* start Records supplied *

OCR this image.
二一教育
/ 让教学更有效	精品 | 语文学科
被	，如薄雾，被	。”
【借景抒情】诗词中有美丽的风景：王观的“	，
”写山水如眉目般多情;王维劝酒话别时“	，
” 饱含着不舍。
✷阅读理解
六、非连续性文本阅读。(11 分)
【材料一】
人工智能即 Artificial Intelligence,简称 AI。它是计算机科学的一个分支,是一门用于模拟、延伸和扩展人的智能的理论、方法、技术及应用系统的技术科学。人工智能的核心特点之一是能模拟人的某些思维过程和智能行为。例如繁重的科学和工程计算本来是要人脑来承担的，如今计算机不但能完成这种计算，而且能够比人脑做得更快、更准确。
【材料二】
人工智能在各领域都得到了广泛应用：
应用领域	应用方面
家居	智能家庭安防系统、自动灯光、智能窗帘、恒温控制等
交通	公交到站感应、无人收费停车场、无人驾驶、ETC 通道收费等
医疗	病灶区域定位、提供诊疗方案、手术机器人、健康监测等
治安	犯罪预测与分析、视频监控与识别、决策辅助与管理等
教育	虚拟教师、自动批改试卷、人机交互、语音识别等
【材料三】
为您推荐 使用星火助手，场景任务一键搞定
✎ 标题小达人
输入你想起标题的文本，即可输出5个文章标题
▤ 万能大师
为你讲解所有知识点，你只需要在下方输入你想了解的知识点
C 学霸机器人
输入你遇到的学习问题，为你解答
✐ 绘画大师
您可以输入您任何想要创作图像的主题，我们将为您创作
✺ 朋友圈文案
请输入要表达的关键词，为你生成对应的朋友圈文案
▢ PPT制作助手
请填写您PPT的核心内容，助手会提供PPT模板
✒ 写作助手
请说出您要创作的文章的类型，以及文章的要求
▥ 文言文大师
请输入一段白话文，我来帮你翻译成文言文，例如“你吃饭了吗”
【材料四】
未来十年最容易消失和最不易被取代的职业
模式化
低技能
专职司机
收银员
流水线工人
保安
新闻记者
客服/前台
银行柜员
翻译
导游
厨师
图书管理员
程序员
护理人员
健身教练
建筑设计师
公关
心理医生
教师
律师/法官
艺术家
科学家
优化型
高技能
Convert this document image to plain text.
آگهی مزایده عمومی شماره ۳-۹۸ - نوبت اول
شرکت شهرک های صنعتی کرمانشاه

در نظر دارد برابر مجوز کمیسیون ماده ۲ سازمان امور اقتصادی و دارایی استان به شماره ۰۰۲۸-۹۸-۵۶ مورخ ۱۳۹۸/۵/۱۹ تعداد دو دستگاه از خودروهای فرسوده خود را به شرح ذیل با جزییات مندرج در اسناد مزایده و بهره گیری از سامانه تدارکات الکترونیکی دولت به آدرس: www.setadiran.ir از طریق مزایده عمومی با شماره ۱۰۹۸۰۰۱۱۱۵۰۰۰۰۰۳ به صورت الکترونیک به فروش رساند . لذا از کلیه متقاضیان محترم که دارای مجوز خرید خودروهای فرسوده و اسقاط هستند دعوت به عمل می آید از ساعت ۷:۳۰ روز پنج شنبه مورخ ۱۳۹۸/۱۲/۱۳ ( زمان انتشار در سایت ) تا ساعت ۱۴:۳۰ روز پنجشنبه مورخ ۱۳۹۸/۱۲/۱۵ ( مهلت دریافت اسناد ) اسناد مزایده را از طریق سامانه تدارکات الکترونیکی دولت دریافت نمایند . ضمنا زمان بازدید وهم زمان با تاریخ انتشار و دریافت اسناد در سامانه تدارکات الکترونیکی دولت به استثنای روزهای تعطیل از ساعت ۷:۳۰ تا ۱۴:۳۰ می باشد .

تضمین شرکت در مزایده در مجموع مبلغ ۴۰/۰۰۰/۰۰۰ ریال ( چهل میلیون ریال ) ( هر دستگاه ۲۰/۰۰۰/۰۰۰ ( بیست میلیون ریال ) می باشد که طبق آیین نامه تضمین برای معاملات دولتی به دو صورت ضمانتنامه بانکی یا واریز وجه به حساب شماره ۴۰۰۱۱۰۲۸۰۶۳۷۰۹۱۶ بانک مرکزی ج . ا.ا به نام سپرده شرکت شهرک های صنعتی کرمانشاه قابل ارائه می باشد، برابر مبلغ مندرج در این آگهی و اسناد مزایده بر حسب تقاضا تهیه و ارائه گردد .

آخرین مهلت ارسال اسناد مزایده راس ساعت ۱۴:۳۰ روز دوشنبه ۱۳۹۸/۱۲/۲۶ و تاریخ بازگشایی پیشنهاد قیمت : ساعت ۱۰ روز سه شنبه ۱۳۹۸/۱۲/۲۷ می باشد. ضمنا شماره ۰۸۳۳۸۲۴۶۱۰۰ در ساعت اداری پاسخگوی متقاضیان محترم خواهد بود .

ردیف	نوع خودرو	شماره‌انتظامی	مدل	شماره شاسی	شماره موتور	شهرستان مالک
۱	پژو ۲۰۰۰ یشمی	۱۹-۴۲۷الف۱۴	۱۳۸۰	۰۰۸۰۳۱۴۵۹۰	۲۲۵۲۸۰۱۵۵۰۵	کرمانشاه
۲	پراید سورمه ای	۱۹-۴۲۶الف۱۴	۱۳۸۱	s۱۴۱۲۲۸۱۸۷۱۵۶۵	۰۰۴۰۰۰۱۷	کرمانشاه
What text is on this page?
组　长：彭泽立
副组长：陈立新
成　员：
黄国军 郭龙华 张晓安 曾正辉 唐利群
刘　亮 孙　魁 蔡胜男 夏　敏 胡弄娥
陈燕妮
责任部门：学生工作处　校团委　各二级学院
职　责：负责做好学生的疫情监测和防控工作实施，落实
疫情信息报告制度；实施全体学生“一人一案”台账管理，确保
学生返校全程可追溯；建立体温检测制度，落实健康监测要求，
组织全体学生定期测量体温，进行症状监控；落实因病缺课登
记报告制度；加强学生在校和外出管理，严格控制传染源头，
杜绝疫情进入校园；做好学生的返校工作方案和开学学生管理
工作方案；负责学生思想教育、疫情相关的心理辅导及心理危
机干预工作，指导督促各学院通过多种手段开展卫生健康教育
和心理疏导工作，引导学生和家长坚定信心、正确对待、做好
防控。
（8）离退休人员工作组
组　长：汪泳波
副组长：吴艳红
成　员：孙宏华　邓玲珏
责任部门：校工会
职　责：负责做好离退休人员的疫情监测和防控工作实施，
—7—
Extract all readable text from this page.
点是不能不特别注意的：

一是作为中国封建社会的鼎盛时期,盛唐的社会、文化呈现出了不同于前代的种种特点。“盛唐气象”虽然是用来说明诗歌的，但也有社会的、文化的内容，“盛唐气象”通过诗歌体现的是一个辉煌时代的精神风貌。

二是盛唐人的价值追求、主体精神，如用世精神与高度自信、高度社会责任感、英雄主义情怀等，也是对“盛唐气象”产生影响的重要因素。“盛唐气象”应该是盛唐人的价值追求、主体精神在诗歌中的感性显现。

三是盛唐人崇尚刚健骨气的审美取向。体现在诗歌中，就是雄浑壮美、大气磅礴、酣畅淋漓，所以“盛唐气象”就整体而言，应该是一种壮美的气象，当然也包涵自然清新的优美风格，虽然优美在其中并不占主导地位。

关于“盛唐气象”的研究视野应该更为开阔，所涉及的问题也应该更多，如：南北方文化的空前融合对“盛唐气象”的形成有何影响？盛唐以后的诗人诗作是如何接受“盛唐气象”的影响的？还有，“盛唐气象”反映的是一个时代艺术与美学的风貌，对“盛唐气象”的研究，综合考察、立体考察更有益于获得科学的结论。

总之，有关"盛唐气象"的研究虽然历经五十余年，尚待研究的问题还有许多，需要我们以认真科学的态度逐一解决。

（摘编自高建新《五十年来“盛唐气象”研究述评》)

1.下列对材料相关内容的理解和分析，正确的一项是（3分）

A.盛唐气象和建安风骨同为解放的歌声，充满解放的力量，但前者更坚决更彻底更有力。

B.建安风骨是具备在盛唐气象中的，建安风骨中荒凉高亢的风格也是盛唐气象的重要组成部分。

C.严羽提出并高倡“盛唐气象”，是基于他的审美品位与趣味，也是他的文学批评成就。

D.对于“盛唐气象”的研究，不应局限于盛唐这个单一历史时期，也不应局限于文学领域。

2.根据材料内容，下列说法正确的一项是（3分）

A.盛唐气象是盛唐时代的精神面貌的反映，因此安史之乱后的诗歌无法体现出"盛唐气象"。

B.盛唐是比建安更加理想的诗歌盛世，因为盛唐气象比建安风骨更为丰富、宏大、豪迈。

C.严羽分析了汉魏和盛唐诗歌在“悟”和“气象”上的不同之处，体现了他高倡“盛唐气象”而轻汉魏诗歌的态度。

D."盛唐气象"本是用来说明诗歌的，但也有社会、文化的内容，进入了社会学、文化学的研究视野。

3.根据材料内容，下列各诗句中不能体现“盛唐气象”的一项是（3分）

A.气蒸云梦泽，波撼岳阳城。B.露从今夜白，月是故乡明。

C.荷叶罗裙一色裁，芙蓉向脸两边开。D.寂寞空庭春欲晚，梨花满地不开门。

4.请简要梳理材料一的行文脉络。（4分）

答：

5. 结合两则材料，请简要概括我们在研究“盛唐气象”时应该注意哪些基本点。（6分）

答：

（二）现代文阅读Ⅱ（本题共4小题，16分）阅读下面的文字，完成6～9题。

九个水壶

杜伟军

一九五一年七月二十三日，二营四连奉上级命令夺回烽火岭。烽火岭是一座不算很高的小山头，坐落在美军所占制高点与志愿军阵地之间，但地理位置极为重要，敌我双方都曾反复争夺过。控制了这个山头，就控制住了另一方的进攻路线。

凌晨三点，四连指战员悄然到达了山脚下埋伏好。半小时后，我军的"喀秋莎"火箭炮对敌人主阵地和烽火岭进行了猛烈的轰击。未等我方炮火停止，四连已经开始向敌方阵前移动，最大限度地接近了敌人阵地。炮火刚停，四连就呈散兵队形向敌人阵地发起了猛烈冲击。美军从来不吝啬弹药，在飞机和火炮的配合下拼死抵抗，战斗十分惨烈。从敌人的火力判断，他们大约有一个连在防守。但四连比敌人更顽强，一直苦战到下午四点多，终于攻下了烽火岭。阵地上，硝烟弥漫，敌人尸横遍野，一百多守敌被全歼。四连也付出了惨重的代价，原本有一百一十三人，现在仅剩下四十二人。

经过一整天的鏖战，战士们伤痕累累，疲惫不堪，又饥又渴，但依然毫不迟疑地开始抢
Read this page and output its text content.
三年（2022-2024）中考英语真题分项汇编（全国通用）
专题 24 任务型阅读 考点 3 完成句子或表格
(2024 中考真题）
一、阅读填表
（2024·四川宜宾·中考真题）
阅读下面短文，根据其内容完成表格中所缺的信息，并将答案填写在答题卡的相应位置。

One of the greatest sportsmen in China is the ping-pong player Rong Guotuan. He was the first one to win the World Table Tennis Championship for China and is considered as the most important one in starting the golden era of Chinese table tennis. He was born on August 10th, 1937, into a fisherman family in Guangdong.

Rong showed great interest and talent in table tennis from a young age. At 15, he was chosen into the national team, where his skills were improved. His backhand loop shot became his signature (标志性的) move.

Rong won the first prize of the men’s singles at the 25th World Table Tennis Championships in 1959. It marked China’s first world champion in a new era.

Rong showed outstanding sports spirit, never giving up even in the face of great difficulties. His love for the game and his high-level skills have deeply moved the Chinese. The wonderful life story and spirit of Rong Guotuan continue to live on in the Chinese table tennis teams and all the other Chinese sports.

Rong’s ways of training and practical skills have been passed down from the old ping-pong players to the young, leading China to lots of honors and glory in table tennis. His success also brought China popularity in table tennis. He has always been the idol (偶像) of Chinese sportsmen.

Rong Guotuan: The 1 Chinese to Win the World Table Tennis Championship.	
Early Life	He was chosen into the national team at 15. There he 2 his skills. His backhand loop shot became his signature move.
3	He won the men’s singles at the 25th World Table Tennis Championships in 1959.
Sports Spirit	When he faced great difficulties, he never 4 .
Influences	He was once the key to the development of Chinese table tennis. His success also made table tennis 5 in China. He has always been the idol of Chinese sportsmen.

* end Records supplied *

Gather each line from the listing above that holds "Championships".

Rong won the first prize of the men’s singles at the 25th World Table Tennis Championships in 1959. It marked China’s first world champion in a new era.
3	He won the men’s singles at the 25th World Table Tennis Championships in 1959.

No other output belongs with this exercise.